# What is expected:
Your task is to print all of the data word for word.

═════ The data

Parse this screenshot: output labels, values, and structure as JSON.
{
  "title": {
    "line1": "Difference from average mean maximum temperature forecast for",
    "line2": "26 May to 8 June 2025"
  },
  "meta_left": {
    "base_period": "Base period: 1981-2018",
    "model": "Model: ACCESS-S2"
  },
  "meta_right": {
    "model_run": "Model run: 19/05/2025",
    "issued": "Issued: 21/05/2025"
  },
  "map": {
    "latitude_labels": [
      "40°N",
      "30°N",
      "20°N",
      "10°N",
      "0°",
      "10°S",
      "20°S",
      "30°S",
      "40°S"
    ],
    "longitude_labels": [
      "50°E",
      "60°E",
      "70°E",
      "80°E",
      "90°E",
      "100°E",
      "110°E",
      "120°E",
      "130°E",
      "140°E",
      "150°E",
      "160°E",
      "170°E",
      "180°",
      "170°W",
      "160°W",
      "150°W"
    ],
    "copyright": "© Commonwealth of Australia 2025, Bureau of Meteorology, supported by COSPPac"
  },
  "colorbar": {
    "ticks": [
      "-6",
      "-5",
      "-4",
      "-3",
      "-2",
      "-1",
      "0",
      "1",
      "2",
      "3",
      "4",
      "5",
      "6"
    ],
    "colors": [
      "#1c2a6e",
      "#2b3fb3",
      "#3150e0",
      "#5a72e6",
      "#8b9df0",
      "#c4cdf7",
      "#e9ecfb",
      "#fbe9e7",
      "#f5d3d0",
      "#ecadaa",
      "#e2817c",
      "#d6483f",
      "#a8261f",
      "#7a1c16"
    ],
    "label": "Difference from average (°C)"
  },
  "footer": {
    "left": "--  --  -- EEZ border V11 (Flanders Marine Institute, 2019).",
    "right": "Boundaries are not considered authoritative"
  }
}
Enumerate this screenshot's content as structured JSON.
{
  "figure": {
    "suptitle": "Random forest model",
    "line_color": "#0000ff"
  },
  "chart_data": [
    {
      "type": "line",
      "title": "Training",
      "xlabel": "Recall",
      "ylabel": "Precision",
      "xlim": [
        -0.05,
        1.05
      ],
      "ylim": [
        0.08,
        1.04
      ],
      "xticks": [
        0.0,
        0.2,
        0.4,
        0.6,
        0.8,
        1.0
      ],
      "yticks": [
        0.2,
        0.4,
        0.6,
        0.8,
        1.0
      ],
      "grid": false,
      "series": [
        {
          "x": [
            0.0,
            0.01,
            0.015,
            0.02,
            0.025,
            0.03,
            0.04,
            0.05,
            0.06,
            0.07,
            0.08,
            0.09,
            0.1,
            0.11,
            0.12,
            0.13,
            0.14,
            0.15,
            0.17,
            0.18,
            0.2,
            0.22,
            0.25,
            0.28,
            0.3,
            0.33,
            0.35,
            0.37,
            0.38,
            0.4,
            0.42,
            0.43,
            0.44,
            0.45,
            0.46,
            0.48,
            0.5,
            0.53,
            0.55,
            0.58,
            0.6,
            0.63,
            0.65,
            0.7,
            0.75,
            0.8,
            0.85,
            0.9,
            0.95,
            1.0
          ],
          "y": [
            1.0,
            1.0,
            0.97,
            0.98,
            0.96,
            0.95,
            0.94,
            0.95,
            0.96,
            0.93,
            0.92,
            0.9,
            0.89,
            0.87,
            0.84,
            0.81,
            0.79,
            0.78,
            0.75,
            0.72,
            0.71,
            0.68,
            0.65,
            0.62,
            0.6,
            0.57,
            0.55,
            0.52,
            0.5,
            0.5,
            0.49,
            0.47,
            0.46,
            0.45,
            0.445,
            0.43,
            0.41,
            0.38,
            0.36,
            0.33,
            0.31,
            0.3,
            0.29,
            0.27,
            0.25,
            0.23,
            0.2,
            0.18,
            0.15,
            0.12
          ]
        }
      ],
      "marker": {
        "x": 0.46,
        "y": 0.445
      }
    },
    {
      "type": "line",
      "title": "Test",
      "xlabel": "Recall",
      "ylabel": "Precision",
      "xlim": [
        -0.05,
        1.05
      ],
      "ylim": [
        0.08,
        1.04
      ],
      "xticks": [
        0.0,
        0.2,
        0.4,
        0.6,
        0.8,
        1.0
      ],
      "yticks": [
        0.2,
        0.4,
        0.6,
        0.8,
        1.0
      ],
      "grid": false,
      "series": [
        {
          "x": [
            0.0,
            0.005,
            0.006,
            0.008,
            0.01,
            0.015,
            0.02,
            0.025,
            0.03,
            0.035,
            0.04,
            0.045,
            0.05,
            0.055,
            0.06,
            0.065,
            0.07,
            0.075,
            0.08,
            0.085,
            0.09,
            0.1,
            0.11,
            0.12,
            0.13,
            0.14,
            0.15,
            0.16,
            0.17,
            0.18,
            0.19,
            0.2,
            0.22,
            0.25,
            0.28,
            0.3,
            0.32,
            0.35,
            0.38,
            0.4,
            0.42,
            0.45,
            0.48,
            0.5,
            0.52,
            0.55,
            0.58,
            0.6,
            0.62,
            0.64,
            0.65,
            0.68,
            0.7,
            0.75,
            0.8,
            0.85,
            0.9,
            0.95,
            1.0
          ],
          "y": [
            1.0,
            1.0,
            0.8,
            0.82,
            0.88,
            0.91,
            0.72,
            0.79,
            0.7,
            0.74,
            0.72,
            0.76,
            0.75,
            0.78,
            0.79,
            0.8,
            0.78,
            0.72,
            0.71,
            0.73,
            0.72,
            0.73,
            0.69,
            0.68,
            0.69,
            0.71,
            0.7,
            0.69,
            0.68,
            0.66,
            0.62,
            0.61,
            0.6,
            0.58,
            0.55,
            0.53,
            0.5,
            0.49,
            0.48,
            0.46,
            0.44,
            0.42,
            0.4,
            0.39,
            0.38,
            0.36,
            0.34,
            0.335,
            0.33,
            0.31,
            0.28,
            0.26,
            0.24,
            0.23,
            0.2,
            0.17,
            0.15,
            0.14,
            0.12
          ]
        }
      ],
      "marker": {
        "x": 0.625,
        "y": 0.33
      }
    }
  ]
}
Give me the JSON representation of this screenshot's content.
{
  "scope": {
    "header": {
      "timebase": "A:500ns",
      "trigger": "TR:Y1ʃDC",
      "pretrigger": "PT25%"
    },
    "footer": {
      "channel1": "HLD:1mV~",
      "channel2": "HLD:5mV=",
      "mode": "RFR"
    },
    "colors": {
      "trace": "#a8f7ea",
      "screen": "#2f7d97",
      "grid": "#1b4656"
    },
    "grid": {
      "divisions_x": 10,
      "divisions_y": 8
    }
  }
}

══════════

# Task answer:
Parse this screenshot: output labels, values, and structure as JSON.
{
  "title": {
    "line1": "Difference from average mean maximum temperature forecast for",
    "line2": "26 May to 8 June 2025"
  },
  "meta_left": {
    "base_period": "Base period: 1981-2018",
    "model": "Model: ACCESS-S2"
  },
  "meta_right": {
    "model_run": "Model run: 19/05/2025",
    "issued": "Issued: 21/05/2025"
  },
  "map": {
    "latitude_labels": [
      "40°N",
      "30°N",
      "20°N",
      "10°N",
      "0°",
      "10°S",
      "20°S",
      "30°S",
      "40°S"
    ],
    "longitude_labels": [
      "50°E",
      "60°E",
      "70°E",
      "80°E",
      "90°E",
      "100°E",
      "110°E",
      "120°E",
      "130°E",
      "140°E",
      "150°E",
      "160°E",
      "170°E",
      "180°",
      "170°W",
      "160°W",
      "150°W"
    ],
    "copyright": "© Commonwealth of Australia 2025, Bureau of Meteorology, supported by COSPPac"
  },
  "colorbar": {
    "ticks": [
      "-6",
      "-5",
      "-4",
      "-3",
      "-2",
      "-1",
      "0",
      "1",
      "2",
      "3",
      "4",
      "5",
      "6"
    ],
    "colors": [
      "#1c2a6e",
      "#2b3fb3",
      "#3150e0",
      "#5a72e6",
      "#8b9df0",
      "#c4cdf7",
      "#e9ecfb",
      "#fbe9e7",
      "#f5d3d0",
      "#ecadaa",
      "#e2817c",
      "#d6483f",
      "#a8261f",
      "#7a1c16"
    ],
    "label": "Difference from average (°C)"
  },
  "footer": {
    "left": "--  --  -- EEZ border V11 (Flanders Marine Institute, 2019).",
    "right": "Boundaries are not considered authoritative"
  }
}
Enumerate this screenshot's content as structured JSON.
{
  "figure": {
    "suptitle": "Random forest model",
    "line_color": "#0000ff"
  },
  "chart_data": [
    {
      "type": "line",
      "title": "Training",
      "xlabel": "Recall",
      "ylabel": "Precision",
      "xlim": [
        -0.05,
        1.05
      ],
      "ylim": [
        0.08,
        1.04
      ],
      "xticks": [
        0.0,
        0.2,
        0.4,
        0.6,
        0.8,
        1.0
      ],
      "yticks": [
        0.2,
        0.4,
        0.6,
        0.8,
        1.0
      ],
      "grid": false,
      "series": [
        {
          "x": [
            0.0,
            0.01,
            0.015,
            0.02,
            0.025,
            0.03,
            0.04,
            0.05,
            0.06,
            0.07,
            0.08,
            0.09,
            0.1,
            0.11,
            0.12,
            0.13,
            0.14,
            0.15,
            0.17,
            0.18,
            0.2,
            0.22,
            0.25,
            0.28,
            0.3,
            0.33,
            0.35,
            0.37,
            0.38,
            0.4,
            0.42,
            0.43,
            0.44,
            0.45,
            0.46,
            0.48,
            0.5,
            0.53,
            0.55,
            0.58,
            0.6,
            0.63,
            0.65,
            0.7,
            0.75,
            0.8,
            0.85,
            0.9,
            0.95,
            1.0
          ],
          "y": [
            1.0,
            1.0,
            0.97,
            0.98,
            0.96,
            0.95,
            0.94,
            0.95,
            0.96,
            0.93,
            0.92,
            0.9,
            0.89,
            0.87,
            0.84,
            0.81,
            0.79,
            0.78,
            0.75,
            0.72,
            0.71,
            0.68,
            0.65,
            0.62,
            0.6,
            0.57,
            0.55,
            0.52,
            0.5,
            0.5,
            0.49,
            0.47,
            0.46,
            0.45,
            0.445,
            0.43,
            0.41,
            0.38,
            0.36,
            0.33,
            0.31,
            0.3,
            0.29,
            0.27,
            0.25,
            0.23,
            0.2,
            0.18,
            0.15,
            0.12
          ]
        }
      ],
      "marker": {
        "x": 0.46,
        "y": 0.445
      }
    },
    {
      "type": "line",
      "title": "Test",
      "xlabel": "Recall",
      "ylabel": "Precision",
      "xlim": [
        -0.05,
        1.05
      ],
      "ylim": [
        0.08,
        1.04
      ],
      "xticks": [
        0.0,
        0.2,
        0.4,
        0.6,
        0.8,
        1.0
      ],
      "yticks": [
        0.2,
        0.4,
        0.6,
        0.8,
        1.0
      ],
      "grid": false,
      "series": [
        {
          "x": [
            0.0,
            0.005,
            0.006,
            0.008,
            0.01,
            0.015,
            0.02,
            0.025,
            0.03,
            0.035,
            0.04,
            0.045,
            0.05,
            0.055,
            0.06,
            0.065,
            0.07,
            0.075,
            0.08,
            0.085,
            0.09,
            0.1,
            0.11,
            0.12,
            0.13,
            0.14,
            0.15,
            0.16,
            0.17,
            0.18,
            0.19,
            0.2,
            0.22,
            0.25,
            0.28,
            0.3,
            0.32,
            0.35,
            0.38,
            0.4,
            0.42,
            0.45,
            0.48,
            0.5,
            0.52,
            0.55,
            0.58,
            0.6,
            0.62,
            0.64,
            0.65,
            0.68,
            0.7,
            0.75,
            0.8,
            0.85,
            0.9,
            0.95,
            1.0
          ],
          "y": [
            1.0,
            1.0,
            0.8,
            0.82,
            0.88,
            0.91,
            0.72,
            0.79,
            0.7,
            0.74,
            0.72,
            0.76,
            0.75,
            0.78,
            0.79,
            0.8,
            0.78,
            0.72,
            0.71,
            0.73,
            0.72,
            0.73,
            0.69,
            0.68,
            0.69,
            0.71,
            0.7,
            0.69,
            0.68,
            0.66,
            0.62,
            0.61,
            0.6,
            0.58,
            0.55,
            0.53,
            0.5,
            0.49,
            0.48,
            0.46,
            0.44,
            0.42,
            0.4,
            0.39,
            0.38,
            0.36,
            0.34,
            0.335,
            0.33,
            0.31,
            0.28,
            0.26,
            0.24,
            0.23,
            0.2,
            0.17,
            0.15,
            0.14,
            0.12
          ]
        }
      ],
      "marker": {
        "x": 0.625,
        "y": 0.33
      }
    }
  ]
}
Give me the JSON representation of this screenshot's content.
{
  "scope": {
    "header": {
      "timebase": "A:500ns",
      "trigger": "TR:Y1ʃDC",
      "pretrigger": "PT25%"
    },
    "footer": {
      "channel1": "HLD:1mV~",
      "channel2": "HLD:5mV=",
      "mode": "RFR"
    },
    "colors": {
      "trace": "#a8f7ea",
      "screen": "#2f7d97",
      "grid": "#1b4656"
    },
    "grid": {
      "divisions_x": 10,
      "divisions_y": 8
    }
  }
}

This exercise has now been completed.